PROBLEM: Check each line of the listing below for the string "animals", and copy the ones that have it.

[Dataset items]
## BEGIN

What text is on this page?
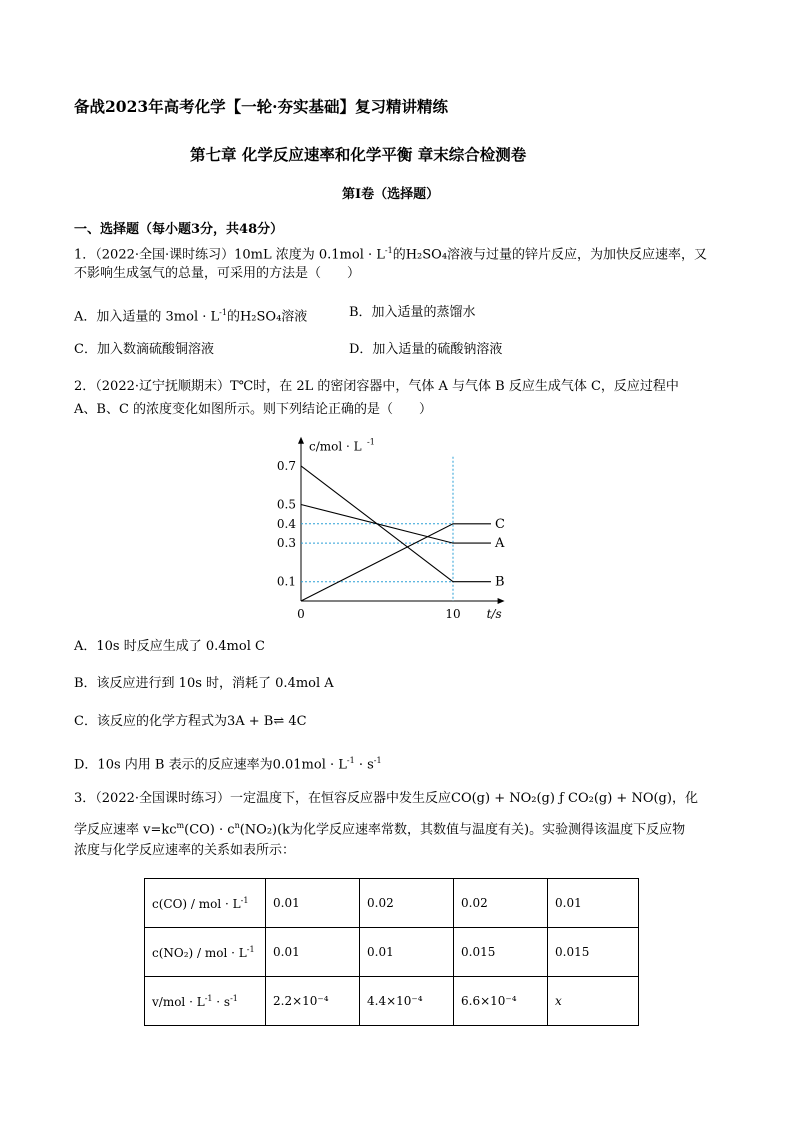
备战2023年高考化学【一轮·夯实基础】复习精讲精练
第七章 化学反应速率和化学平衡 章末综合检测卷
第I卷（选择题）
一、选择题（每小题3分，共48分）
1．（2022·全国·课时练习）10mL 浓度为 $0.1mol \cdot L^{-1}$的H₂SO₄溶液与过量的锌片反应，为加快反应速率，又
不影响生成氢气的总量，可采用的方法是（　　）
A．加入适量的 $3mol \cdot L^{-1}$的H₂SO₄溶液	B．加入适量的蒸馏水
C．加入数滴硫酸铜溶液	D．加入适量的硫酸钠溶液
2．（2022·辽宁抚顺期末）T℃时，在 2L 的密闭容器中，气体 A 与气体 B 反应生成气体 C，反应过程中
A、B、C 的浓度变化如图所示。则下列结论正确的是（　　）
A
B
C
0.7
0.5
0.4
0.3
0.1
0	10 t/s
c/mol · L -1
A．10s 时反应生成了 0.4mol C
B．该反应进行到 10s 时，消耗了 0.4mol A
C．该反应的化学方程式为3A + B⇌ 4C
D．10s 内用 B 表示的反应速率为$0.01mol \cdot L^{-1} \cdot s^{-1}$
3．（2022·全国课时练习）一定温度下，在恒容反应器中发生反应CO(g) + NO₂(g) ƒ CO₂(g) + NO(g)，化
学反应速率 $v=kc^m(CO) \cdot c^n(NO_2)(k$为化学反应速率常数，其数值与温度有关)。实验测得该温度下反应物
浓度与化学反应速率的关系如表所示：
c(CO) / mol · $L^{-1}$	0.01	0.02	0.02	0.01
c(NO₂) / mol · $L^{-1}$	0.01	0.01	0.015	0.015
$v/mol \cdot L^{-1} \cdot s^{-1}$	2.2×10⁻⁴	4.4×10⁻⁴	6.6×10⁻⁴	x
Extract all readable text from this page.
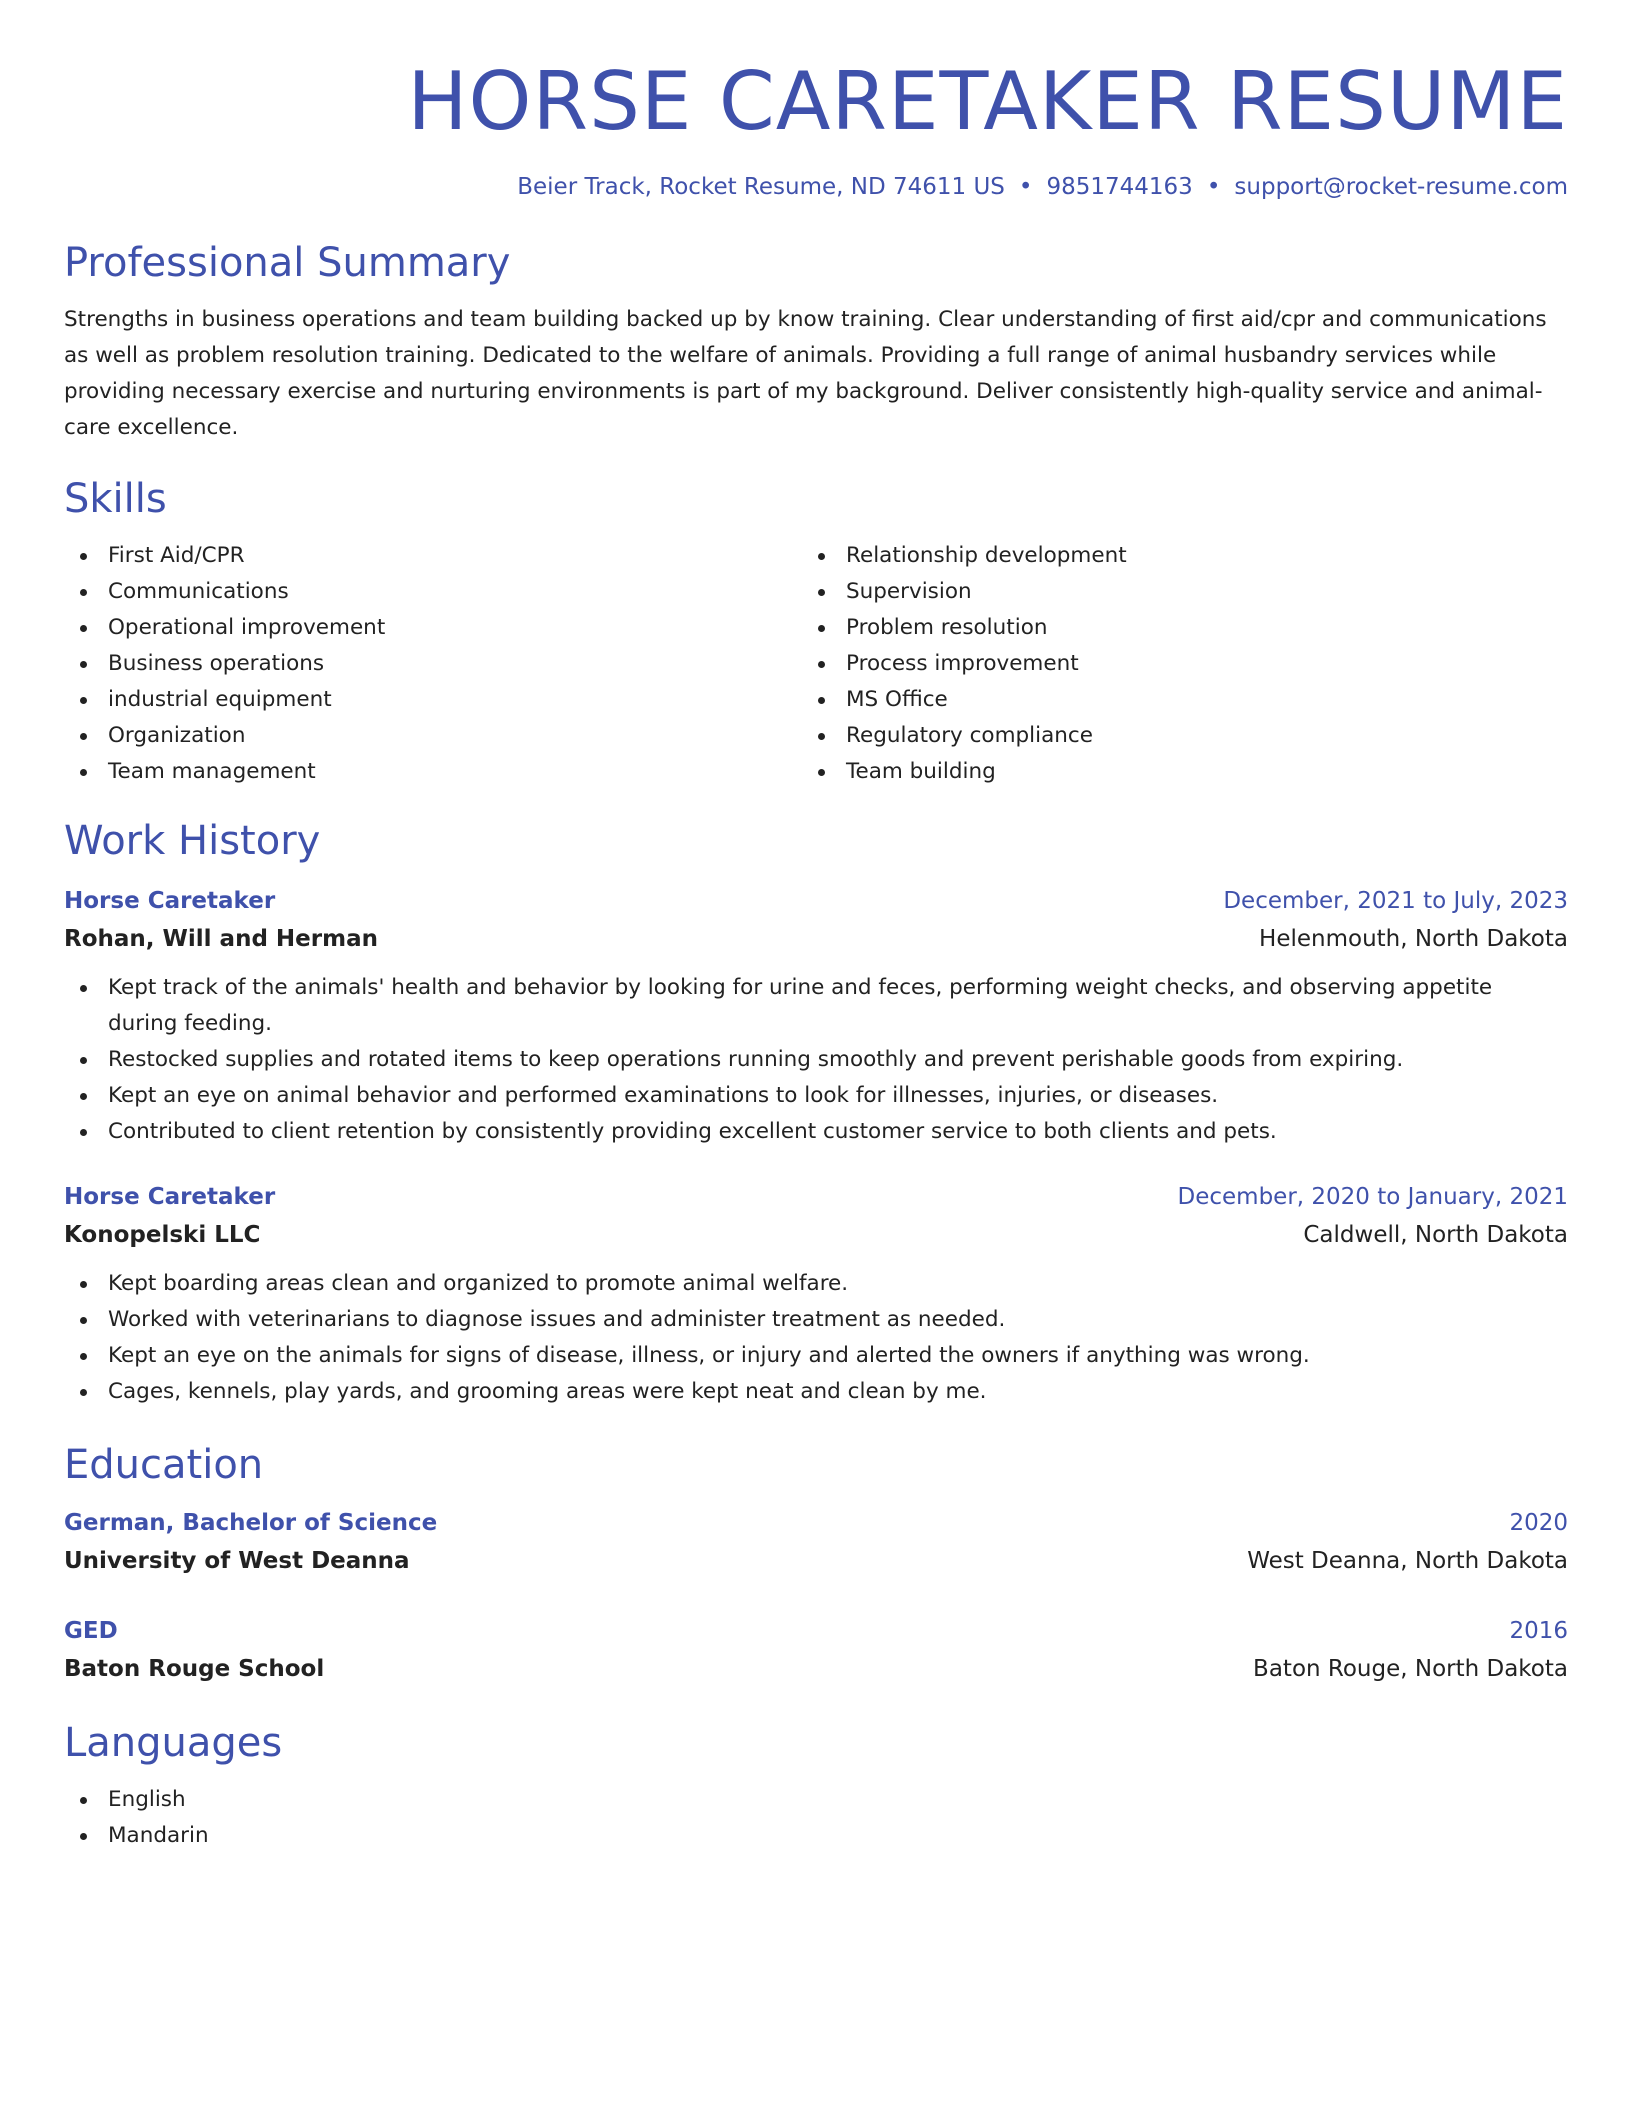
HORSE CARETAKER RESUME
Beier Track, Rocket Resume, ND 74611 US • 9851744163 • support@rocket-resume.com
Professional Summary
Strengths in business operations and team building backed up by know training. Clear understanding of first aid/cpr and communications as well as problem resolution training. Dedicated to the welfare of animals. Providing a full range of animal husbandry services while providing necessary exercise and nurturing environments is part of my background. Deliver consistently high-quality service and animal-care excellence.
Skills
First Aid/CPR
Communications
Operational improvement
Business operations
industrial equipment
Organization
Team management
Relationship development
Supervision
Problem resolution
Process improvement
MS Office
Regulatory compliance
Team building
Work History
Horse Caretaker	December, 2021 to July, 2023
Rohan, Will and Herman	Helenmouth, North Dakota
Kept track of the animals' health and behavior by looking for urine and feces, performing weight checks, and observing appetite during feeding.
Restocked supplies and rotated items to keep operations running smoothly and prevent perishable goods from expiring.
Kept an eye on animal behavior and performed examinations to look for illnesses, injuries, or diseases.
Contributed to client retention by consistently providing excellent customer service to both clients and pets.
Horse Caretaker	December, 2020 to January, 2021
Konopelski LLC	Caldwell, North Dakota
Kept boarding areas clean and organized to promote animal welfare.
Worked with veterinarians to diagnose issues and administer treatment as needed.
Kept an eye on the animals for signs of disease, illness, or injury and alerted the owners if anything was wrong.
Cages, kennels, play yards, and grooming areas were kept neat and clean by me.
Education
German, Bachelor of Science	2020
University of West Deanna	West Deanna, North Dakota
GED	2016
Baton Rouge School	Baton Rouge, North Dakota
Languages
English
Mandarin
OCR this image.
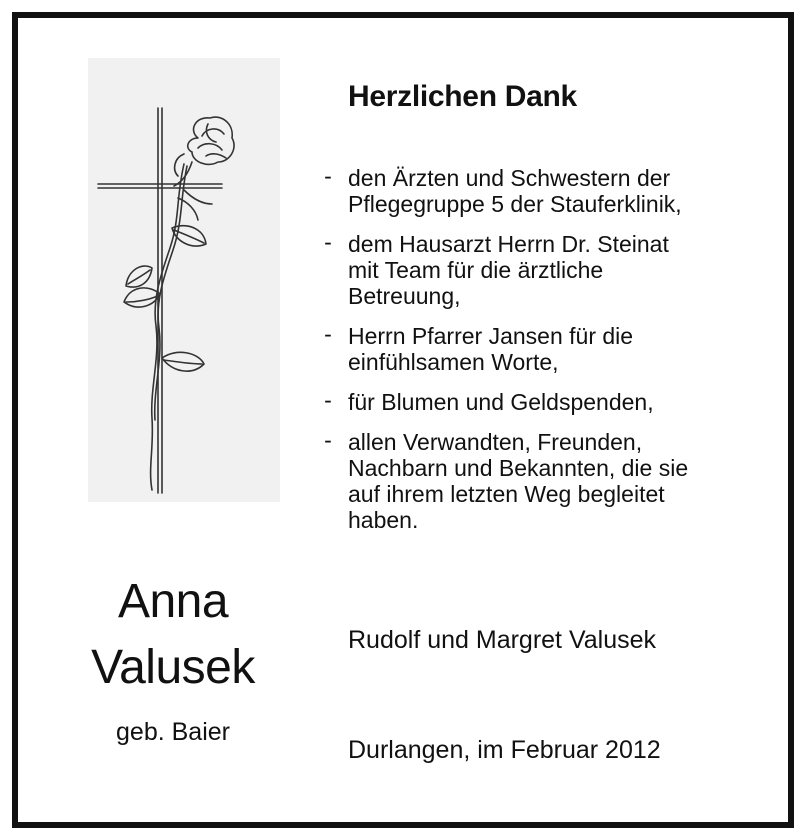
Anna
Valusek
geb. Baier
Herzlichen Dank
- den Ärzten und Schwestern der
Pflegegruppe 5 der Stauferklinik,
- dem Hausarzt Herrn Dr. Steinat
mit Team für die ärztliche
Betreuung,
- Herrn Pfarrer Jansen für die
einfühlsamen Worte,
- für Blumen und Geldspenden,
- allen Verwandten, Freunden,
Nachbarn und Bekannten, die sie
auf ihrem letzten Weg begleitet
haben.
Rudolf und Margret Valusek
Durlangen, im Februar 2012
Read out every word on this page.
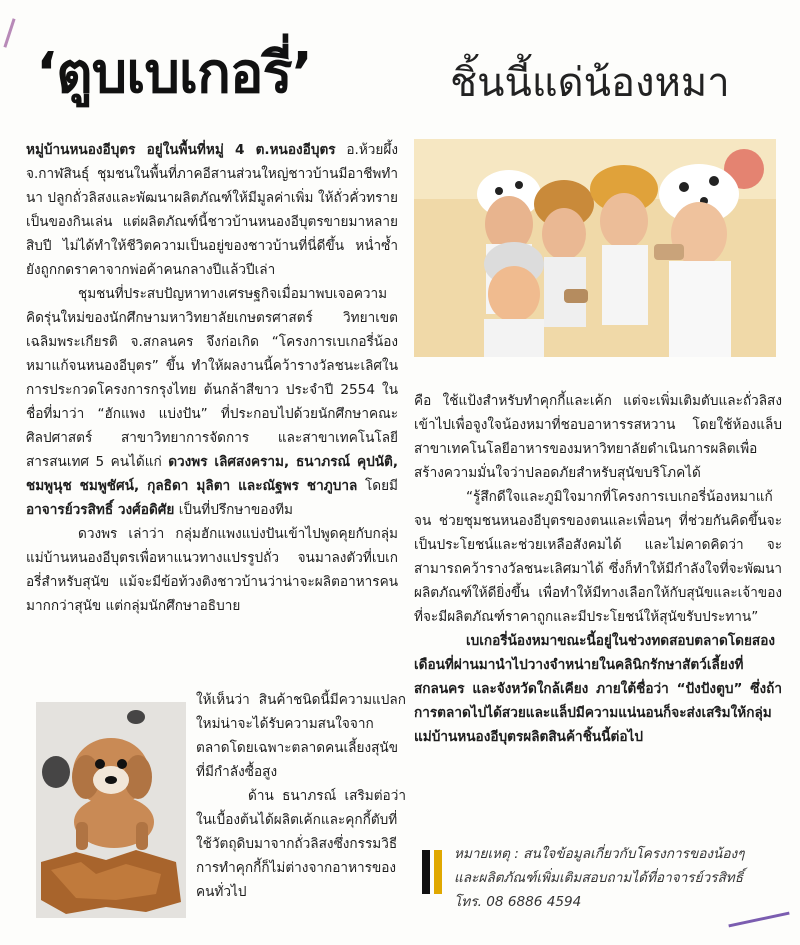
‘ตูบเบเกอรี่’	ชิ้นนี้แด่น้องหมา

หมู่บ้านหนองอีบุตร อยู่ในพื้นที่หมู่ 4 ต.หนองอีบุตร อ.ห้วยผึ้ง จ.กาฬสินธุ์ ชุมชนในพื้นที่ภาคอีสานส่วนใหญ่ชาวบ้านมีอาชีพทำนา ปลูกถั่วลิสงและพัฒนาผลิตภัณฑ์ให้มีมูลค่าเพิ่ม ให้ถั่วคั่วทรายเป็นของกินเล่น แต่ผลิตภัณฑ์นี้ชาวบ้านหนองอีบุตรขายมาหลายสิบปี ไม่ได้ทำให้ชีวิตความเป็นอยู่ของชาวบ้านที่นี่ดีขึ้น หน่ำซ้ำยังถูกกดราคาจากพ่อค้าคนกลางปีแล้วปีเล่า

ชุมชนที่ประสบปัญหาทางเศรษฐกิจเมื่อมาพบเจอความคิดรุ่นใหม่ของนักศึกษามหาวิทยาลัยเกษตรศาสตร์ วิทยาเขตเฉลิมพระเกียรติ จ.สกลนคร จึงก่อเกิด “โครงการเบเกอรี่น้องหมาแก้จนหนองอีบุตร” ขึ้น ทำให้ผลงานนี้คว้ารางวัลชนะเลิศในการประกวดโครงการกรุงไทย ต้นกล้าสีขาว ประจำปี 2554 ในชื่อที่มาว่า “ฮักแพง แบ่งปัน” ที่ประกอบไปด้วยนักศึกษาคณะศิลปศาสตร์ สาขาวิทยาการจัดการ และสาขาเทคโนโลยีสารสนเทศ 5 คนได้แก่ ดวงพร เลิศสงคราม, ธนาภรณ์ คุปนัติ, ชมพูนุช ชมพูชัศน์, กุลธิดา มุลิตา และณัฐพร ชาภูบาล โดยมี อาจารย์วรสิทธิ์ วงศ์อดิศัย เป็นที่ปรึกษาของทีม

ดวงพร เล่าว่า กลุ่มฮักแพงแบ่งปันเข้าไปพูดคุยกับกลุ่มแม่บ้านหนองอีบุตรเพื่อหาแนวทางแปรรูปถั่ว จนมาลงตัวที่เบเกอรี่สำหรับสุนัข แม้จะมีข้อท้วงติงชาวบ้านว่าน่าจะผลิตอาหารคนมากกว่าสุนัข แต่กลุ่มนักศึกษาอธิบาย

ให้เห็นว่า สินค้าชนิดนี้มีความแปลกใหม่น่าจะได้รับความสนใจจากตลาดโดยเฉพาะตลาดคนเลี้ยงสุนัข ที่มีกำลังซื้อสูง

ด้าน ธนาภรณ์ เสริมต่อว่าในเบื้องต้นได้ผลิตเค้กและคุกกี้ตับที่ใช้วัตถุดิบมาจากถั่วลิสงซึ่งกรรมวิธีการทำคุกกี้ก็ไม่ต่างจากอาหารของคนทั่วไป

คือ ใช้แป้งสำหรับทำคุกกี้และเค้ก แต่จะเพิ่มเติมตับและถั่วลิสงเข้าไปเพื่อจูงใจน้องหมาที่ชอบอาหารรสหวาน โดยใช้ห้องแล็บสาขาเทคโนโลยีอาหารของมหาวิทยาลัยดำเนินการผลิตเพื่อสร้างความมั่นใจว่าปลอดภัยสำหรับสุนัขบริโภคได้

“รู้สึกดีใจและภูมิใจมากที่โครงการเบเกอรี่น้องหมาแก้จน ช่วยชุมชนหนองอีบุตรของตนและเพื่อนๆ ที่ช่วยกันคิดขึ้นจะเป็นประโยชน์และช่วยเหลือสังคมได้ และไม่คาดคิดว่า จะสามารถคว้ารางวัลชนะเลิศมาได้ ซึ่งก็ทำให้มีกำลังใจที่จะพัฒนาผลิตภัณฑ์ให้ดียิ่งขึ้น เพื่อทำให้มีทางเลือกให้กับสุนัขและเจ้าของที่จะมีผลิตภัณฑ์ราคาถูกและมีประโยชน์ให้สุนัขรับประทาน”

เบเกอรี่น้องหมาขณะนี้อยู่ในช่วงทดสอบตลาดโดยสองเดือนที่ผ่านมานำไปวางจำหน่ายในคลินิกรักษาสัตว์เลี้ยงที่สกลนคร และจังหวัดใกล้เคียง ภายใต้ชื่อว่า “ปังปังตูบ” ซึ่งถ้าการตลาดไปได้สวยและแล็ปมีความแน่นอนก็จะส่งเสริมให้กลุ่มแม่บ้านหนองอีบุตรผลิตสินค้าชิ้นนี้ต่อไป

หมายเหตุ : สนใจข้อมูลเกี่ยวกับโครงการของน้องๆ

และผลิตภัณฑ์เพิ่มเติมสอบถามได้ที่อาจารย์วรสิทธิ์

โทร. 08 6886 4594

## END

ANSWER TO THE EXERCISE:
Strengths in business operations and team building backed up by know training. Clear understanding of first aid/cpr and communications as well as problem resolution training. Dedicated to the welfare of animals. Providing a full range of animal husbandry services while providing necessary exercise and nurturing environments is part of my background. Deliver consistently high-quality service and animal-care excellence.
Kept track of the animals' health and behavior by looking for urine and feces, performing weight checks, and observing appetite during feeding.
Kept an eye on the animals for signs of disease, illness, or injury and alerted the owners if anything was wrong.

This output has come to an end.